▸ **Exercise brief**
Check each line of the records below for the string "сказал", then state how many lines contain it, with no other output.
===== Records shown =====
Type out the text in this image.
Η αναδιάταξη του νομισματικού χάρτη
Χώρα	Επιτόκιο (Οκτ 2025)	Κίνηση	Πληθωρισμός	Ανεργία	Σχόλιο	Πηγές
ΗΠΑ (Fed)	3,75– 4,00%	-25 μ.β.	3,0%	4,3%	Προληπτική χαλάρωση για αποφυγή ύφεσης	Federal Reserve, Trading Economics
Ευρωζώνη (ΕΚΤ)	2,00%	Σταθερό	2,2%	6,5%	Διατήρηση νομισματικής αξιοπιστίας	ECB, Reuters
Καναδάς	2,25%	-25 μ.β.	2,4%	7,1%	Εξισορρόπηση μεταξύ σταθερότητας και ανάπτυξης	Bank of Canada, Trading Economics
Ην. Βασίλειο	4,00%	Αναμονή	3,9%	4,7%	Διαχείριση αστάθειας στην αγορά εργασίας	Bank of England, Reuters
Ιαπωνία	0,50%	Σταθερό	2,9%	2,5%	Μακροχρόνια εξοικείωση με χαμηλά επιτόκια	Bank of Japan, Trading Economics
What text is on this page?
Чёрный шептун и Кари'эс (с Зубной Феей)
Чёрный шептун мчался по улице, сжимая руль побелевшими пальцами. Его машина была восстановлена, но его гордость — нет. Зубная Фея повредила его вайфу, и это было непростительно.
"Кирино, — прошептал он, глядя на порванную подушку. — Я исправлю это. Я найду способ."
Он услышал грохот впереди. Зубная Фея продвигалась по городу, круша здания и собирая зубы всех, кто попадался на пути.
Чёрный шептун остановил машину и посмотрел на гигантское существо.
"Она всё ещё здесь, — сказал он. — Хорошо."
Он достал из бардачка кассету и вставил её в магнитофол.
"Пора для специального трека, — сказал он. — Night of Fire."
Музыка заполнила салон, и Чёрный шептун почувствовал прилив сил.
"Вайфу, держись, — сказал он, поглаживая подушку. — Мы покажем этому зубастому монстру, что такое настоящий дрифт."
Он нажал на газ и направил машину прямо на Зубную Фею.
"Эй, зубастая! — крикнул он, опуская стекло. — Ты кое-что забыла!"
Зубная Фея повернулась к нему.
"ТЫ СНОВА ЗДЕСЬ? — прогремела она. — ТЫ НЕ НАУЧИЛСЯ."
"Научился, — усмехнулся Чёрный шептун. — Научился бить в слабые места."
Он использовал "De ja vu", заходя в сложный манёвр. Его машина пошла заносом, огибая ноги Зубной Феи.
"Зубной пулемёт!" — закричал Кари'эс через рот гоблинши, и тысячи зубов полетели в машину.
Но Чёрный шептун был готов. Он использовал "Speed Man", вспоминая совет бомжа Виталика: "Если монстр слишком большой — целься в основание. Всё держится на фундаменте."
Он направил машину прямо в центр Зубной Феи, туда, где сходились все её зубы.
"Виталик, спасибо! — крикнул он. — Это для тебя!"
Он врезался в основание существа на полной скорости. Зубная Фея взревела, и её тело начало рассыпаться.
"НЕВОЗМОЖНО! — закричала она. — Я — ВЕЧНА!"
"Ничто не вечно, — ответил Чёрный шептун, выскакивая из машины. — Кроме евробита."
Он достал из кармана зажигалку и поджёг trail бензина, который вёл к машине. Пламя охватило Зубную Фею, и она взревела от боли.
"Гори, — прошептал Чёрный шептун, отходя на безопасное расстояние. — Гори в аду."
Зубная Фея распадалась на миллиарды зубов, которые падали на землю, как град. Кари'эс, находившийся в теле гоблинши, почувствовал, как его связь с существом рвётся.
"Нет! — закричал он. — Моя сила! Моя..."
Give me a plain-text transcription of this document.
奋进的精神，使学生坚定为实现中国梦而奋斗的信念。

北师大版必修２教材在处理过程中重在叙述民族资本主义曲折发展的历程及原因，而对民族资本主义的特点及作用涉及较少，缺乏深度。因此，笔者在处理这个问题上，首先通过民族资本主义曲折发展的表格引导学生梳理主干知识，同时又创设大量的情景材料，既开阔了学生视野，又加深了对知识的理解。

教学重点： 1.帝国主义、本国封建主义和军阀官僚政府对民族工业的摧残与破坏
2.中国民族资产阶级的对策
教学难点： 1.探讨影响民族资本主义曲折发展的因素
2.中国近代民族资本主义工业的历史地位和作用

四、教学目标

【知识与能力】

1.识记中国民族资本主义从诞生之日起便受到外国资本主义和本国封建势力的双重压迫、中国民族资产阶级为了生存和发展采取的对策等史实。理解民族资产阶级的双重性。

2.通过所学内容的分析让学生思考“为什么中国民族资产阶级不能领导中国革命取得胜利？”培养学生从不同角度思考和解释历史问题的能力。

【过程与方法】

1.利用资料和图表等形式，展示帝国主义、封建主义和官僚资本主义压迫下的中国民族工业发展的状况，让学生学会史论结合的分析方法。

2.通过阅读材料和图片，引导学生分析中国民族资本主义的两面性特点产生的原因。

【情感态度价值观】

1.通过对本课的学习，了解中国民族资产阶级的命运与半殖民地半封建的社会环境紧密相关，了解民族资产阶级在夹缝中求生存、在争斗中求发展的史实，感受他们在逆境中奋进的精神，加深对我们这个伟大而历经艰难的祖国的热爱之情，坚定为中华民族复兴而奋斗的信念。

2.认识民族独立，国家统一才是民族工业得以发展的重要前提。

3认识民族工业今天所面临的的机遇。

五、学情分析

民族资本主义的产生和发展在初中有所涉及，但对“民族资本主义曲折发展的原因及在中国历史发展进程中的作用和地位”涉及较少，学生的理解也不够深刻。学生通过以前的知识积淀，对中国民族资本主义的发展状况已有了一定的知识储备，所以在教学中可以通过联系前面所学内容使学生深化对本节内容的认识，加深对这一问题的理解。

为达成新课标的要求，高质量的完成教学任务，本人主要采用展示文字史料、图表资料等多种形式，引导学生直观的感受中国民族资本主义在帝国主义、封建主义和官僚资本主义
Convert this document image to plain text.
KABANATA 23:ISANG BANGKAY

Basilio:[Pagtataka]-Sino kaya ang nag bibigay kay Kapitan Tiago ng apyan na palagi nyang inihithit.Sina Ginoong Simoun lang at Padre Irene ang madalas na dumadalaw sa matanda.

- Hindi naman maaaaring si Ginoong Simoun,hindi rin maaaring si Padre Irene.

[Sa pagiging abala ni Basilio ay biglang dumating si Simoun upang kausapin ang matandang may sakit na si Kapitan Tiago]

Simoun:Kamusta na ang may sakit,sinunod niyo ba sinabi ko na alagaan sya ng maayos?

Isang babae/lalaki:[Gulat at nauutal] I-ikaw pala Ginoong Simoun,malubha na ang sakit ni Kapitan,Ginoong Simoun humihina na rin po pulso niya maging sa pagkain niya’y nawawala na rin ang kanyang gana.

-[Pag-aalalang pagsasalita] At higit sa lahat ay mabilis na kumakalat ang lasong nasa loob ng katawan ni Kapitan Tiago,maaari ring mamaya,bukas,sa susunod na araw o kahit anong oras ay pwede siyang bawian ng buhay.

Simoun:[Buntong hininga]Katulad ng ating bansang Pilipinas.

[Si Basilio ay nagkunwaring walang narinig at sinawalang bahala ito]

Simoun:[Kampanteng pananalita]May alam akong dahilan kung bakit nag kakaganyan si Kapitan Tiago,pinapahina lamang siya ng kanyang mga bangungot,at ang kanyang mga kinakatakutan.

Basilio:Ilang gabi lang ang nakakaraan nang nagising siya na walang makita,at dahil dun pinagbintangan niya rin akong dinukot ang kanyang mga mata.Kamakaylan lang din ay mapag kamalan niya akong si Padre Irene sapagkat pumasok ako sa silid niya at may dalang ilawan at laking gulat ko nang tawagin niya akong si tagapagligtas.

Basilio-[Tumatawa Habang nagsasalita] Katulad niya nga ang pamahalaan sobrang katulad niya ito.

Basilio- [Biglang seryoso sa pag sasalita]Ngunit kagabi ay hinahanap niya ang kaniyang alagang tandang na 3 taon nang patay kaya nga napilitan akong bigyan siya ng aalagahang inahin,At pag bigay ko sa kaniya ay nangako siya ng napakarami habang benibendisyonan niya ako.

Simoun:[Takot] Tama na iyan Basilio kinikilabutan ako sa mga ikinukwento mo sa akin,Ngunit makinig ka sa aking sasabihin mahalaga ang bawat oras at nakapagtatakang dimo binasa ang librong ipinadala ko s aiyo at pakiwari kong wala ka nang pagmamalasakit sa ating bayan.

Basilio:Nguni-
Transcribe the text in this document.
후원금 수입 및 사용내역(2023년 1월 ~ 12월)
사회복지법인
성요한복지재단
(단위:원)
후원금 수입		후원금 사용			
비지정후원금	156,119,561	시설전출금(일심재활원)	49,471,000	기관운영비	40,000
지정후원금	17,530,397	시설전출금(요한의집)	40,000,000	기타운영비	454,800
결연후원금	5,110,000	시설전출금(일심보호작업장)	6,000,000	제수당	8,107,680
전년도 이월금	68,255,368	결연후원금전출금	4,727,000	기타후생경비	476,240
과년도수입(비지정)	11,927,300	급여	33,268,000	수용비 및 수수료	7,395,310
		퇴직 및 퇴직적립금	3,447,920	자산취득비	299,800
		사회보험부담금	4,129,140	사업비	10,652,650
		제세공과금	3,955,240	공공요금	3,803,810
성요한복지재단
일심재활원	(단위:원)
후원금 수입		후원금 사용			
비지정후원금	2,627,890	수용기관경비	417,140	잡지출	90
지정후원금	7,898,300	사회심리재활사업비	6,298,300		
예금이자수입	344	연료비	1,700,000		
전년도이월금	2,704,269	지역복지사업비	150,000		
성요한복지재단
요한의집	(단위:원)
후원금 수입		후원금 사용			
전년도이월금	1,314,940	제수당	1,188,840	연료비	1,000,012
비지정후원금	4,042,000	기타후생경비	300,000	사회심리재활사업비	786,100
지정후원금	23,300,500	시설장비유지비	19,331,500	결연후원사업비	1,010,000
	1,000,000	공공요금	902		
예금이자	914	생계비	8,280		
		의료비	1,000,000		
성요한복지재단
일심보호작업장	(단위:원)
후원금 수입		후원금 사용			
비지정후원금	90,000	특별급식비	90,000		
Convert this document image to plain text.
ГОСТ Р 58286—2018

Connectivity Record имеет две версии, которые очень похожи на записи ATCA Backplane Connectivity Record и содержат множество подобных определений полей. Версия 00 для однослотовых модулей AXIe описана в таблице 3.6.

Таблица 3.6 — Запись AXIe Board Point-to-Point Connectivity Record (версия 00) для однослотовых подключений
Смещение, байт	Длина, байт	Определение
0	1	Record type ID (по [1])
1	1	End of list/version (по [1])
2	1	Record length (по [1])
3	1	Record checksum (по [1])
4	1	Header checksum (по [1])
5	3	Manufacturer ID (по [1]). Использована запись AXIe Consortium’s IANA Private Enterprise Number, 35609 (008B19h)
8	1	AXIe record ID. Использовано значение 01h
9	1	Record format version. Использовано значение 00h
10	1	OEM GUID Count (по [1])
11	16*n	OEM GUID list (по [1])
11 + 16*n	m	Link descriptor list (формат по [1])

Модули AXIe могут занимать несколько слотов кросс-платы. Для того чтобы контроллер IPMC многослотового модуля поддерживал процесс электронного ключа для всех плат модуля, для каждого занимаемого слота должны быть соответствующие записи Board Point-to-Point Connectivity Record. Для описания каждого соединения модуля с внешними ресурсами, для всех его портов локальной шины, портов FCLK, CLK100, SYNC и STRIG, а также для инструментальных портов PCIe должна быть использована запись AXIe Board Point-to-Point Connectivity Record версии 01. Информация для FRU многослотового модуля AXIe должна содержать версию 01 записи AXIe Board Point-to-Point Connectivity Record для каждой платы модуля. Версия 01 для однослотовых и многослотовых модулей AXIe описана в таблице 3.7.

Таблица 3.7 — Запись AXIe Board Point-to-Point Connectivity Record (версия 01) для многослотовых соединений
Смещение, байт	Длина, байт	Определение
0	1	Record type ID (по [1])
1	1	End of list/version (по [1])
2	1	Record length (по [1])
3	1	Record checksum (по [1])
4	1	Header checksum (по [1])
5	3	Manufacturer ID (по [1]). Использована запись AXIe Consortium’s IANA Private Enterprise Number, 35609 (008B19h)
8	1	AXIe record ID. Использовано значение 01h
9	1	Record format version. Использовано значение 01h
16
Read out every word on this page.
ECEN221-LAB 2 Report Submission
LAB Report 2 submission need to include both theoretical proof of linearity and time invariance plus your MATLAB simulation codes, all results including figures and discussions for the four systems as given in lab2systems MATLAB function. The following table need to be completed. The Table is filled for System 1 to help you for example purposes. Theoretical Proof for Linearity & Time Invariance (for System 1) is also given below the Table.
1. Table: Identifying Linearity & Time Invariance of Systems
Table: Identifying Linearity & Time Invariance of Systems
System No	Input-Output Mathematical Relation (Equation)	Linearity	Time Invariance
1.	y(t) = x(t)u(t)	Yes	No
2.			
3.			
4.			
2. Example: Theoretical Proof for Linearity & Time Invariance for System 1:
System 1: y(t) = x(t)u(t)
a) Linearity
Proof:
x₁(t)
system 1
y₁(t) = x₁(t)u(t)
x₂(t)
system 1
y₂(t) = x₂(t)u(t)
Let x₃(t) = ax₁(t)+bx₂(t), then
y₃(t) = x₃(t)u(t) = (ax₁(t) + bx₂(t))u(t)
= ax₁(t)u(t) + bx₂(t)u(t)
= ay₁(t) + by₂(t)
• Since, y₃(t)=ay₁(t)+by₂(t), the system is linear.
=====
▸ **Finished task**
3